··· Provided material

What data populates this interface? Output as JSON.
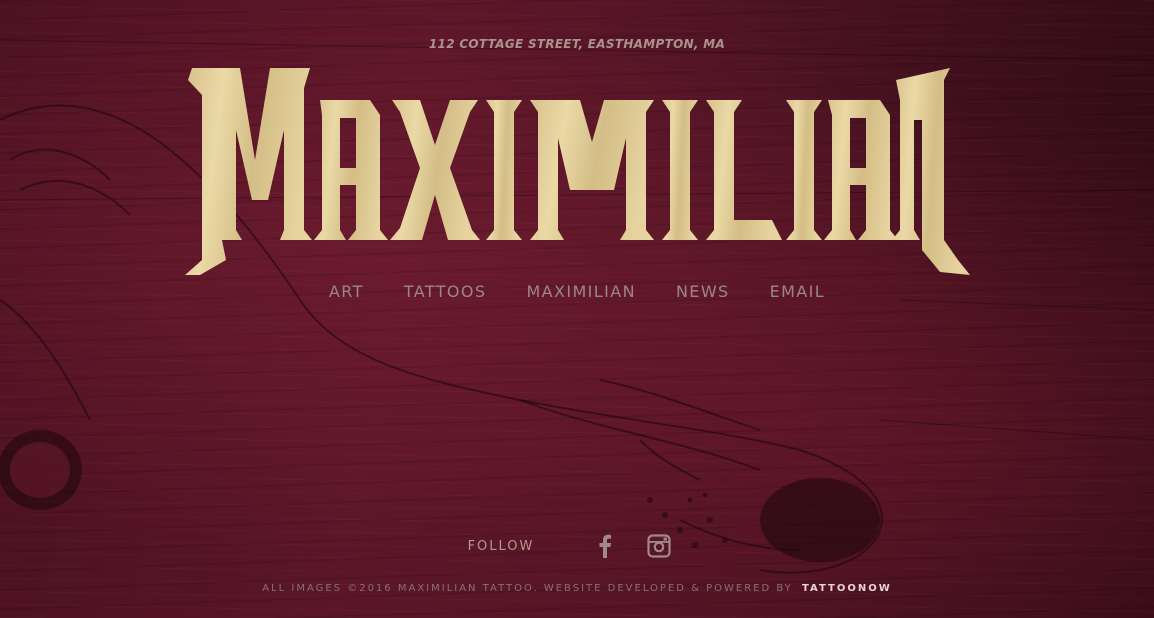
{
  "header": {
    "address": "112 COTTAGE STREET, EASTHAMPTON, MA",
    "logo_text": "Maximilian"
  },
  "nav": {
    "items": [
      "ART",
      "TATTOOS",
      "MAXIMILIAN",
      "NEWS",
      "EMAIL"
    ]
  },
  "follow": {
    "label": "FOLLOW",
    "icons": [
      "facebook-icon",
      "instagram-icon"
    ]
  },
  "footer": {
    "text": "ALL IMAGES ©2016 MAXIMILIAN TATTOO. WEBSITE DEVELOPED & POWERED BY",
    "brand": "TATTOONOW"
  },
  "colors": {
    "background": "#4a1121",
    "logo": "#e2d099",
    "nav_text": "#9b8783"
  }
}
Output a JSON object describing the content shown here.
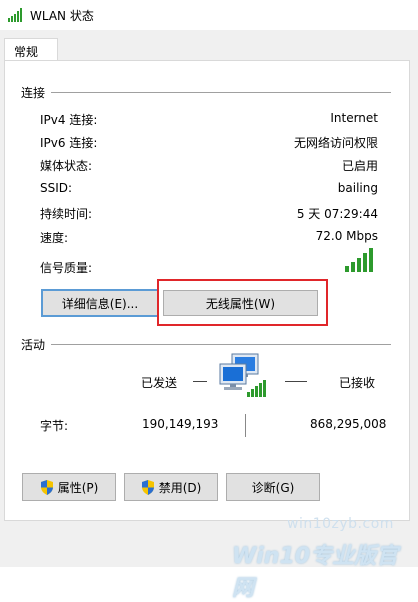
{
  "window": {
    "title": "WLAN 状态"
  },
  "tabs": [
    {
      "label": "常规"
    }
  ],
  "connection": {
    "group_label": "连接",
    "rows": [
      {
        "label": "IPv4 连接:",
        "value": "Internet"
      },
      {
        "label": "IPv6 连接:",
        "value": "无网络访问权限"
      },
      {
        "label": "媒体状态:",
        "value": "已启用"
      },
      {
        "label": "SSID:",
        "value": "bailing"
      },
      {
        "label": "持续时间:",
        "value": "5 天 07:29:44"
      },
      {
        "label": "速度:",
        "value": "72.0 Mbps"
      }
    ],
    "signal": {
      "label": "信号质量:",
      "bars_filled": 5,
      "bars_total": 5
    }
  },
  "buttons": {
    "details": "详细信息(E)...",
    "wireless_properties": "无线属性(W)",
    "properties": "属性(P)",
    "disable": "禁用(D)",
    "diagnose": "诊断(G)"
  },
  "activity": {
    "group_label": "活动",
    "sent_label": "已发送",
    "received_label": "已接收",
    "bytes_label": "字节:",
    "bytes_sent": "190,149,193",
    "bytes_received": "868,295,008"
  },
  "watermark": {
    "line1": "win10zyb.com",
    "line2": "Win10专业版官网"
  },
  "colors": {
    "highlight_border": "#e0262a",
    "signal_green": "#2d9a2d",
    "focus_border": "#5b9bd5"
  },
  "icons": [
    "wifi-signal-icon",
    "network-computers-icon",
    "uac-shield-icon"
  ]
}
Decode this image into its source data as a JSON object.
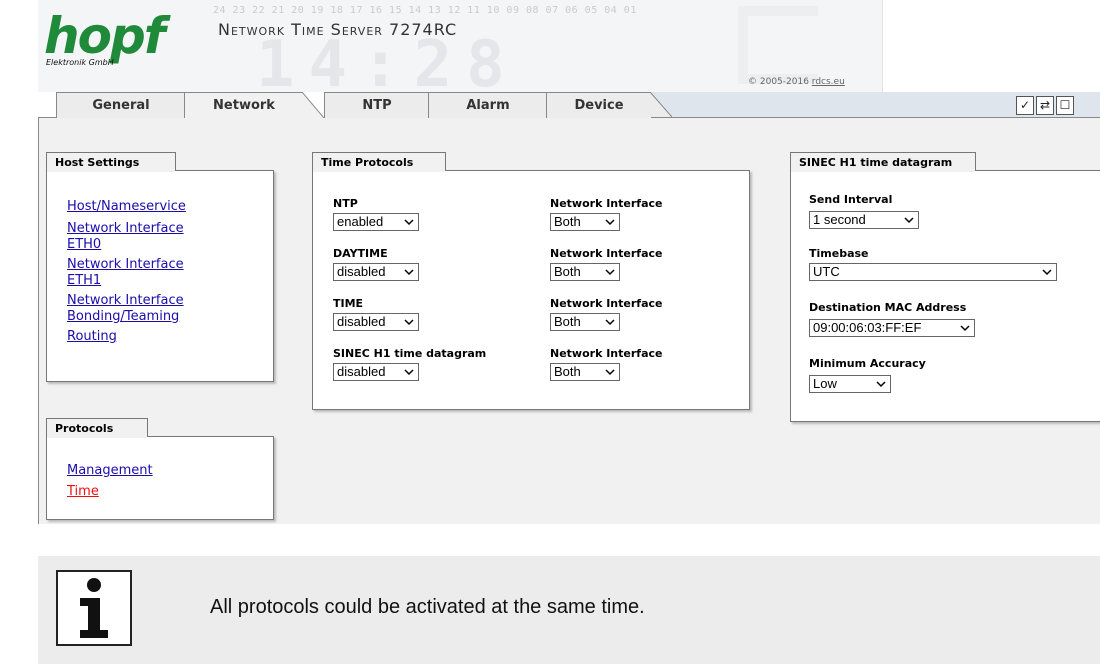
{
  "header": {
    "logo": "hopf",
    "logo_sub": "Elektronik  GmbH",
    "title": "Network Time Server 7274RC",
    "copyright_prefix": "© 2005-2016 ",
    "copyright_link": "rdcs.eu",
    "bg_numbers": "24 23 22 21 20 19 18 17 16 15 14 13 12 11 10 09 08 07 06 05 04 01",
    "bg_digits": "14:28"
  },
  "tabs": [
    {
      "label": "General"
    },
    {
      "label": "Network"
    },
    {
      "label": "NTP"
    },
    {
      "label": "Alarm"
    },
    {
      "label": "Device"
    }
  ],
  "toolbar": {
    "icons": [
      "check-icon",
      "refresh-icon",
      "page-icon"
    ],
    "glyphs": [
      "✓",
      "⇄",
      "☐"
    ]
  },
  "host_settings": {
    "title": "Host Settings",
    "links": [
      "Host/Nameservice",
      "Network Interface ETH0",
      "Network Interface ETH1",
      "Network Interface Bonding/Teaming",
      "Routing"
    ]
  },
  "protocols": {
    "title": "Protocols",
    "links": [
      "Management",
      "Time"
    ]
  },
  "time_protocols": {
    "title": "Time Protocols",
    "rows": [
      {
        "label": "NTP",
        "value": "enabled",
        "iface_label": "Network Interface",
        "iface_value": "Both"
      },
      {
        "label": "DAYTIME",
        "value": "disabled",
        "iface_label": "Network Interface",
        "iface_value": "Both"
      },
      {
        "label": "TIME",
        "value": "disabled",
        "iface_label": "Network Interface",
        "iface_value": "Both"
      },
      {
        "label": "SINEC H1 time datagram",
        "value": "disabled",
        "iface_label": "Network Interface",
        "iface_value": "Both"
      }
    ]
  },
  "sinec": {
    "title": "SINEC H1 time datagram",
    "send_interval_label": "Send Interval",
    "send_interval_value": "1 second",
    "timebase_label": "Timebase",
    "timebase_value": "UTC",
    "dest_mac_label": "Destination MAC Address",
    "dest_mac_value": "09:00:06:03:FF:EF",
    "min_acc_label": "Minimum Accuracy",
    "min_acc_value": "Low"
  },
  "info": {
    "text": "All protocols could be activated at the same time.",
    "icon": "info-icon"
  },
  "colors": {
    "logo_green": "#1f8a3a",
    "link_blue": "#1a0dab",
    "link_active_red": "#ee1111",
    "content_bg": "#f1f1f1",
    "tab_strip_fill": "#dfe5ec"
  }
}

······

▶ _Instruction_:
All of the material above needs to be restated exactly, with no pictures.

▶ _In response_:
What data populates this interface? Output as JSON.
{
  "header": {
    "address": "112 COTTAGE STREET, EASTHAMPTON, MA",
    "logo_text": "Maximilian"
  },
  "nav": {
    "items": [
      "ART",
      "TATTOOS",
      "MAXIMILIAN",
      "NEWS",
      "EMAIL"
    ]
  },
  "follow": {
    "label": "FOLLOW",
    "icons": [
      "facebook-icon",
      "instagram-icon"
    ]
  },
  "footer": {
    "text": "ALL IMAGES ©2016 MAXIMILIAN TATTOO. WEBSITE DEVELOPED & POWERED BY",
    "brand": "TATTOONOW"
  },
  "colors": {
    "background": "#4a1121",
    "logo": "#e2d099",
    "nav_text": "#9b8783"
  }
}
Output a JSON object describing the content shown here.
{
  "window": {
    "title": "WLAN 状态"
  },
  "tabs": [
    {
      "label": "常规"
    }
  ],
  "connection": {
    "group_label": "连接",
    "rows": [
      {
        "label": "IPv4 连接:",
        "value": "Internet"
      },
      {
        "label": "IPv6 连接:",
        "value": "无网络访问权限"
      },
      {
        "label": "媒体状态:",
        "value": "已启用"
      },
      {
        "label": "SSID:",
        "value": "bailing"
      },
      {
        "label": "持续时间:",
        "value": "5 天 07:29:44"
      },
      {
        "label": "速度:",
        "value": "72.0 Mbps"
      }
    ],
    "signal": {
      "label": "信号质量:",
      "bars_filled": 5,
      "bars_total": 5
    }
  },
  "buttons": {
    "details": "详细信息(E)...",
    "wireless_properties": "无线属性(W)",
    "properties": "属性(P)",
    "disable": "禁用(D)",
    "diagnose": "诊断(G)"
  },
  "activity": {
    "group_label": "活动",
    "sent_label": "已发送",
    "received_label": "已接收",
    "bytes_label": "字节:",
    "bytes_sent": "190,149,193",
    "bytes_received": "868,295,008"
  },
  "watermark": {
    "line1": "win10zyb.com",
    "line2": "Win10专业版官网"
  },
  "colors": {
    "highlight_border": "#e0262a",
    "signal_green": "#2d9a2d",
    "focus_border": "#5b9bd5"
  },
  "icons": [
    "wifi-signal-icon",
    "network-computers-icon",
    "uac-shield-icon"
  ]
}
Decode this image into its source data as a JSON object.
{
  "header": {
    "logo": "hopf",
    "logo_sub": "Elektronik  GmbH",
    "title": "Network Time Server 7274RC",
    "copyright_prefix": "© 2005-2016 ",
    "copyright_link": "rdcs.eu",
    "bg_numbers": "24 23 22 21 20 19 18 17 16 15 14 13 12 11 10 09 08 07 06 05 04 01",
    "bg_digits": "14:28"
  },
  "tabs": [
    {
      "label": "General"
    },
    {
      "label": "Network"
    },
    {
      "label": "NTP"
    },
    {
      "label": "Alarm"
    },
    {
      "label": "Device"
    }
  ],
  "toolbar": {
    "icons": [
      "check-icon",
      "refresh-icon",
      "page-icon"
    ],
    "glyphs": [
      "✓",
      "⇄",
      "☐"
    ]
  },
  "host_settings": {
    "title": "Host Settings",
    "links": [
      "Host/Nameservice",
      "Network Interface ETH0",
      "Network Interface ETH1",
      "Network Interface Bonding/Teaming",
      "Routing"
    ]
  },
  "protocols": {
    "title": "Protocols",
    "links": [
      "Management",
      "Time"
    ]
  },
  "time_protocols": {
    "title": "Time Protocols",
    "rows": [
      {
        "label": "NTP",
        "value": "enabled",
        "iface_label": "Network Interface",
        "iface_value": "Both"
      },
      {
        "label": "DAYTIME",
        "value": "disabled",
        "iface_label": "Network Interface",
        "iface_value": "Both"
      },
      {
        "label": "TIME",
        "value": "disabled",
        "iface_label": "Network Interface",
        "iface_value": "Both"
      },
      {
        "label": "SINEC H1 time datagram",
        "value": "disabled",
        "iface_label": "Network Interface",
        "iface_value": "Both"
      }
    ]
  },
  "sinec": {
    "title": "SINEC H1 time datagram",
    "send_interval_label": "Send Interval",
    "send_interval_value": "1 second",
    "timebase_label": "Timebase",
    "timebase_value": "UTC",
    "dest_mac_label": "Destination MAC Address",
    "dest_mac_value": "09:00:06:03:FF:EF",
    "min_acc_label": "Minimum Accuracy",
    "min_acc_value": "Low"
  },
  "info": {
    "text": "All protocols could be activated at the same time.",
    "icon": "info-icon"
  },
  "colors": {
    "logo_green": "#1f8a3a",
    "link_blue": "#1a0dab",
    "link_active_red": "#ee1111",
    "content_bg": "#f1f1f1",
    "tab_strip_fill": "#dfe5ec"
  }
}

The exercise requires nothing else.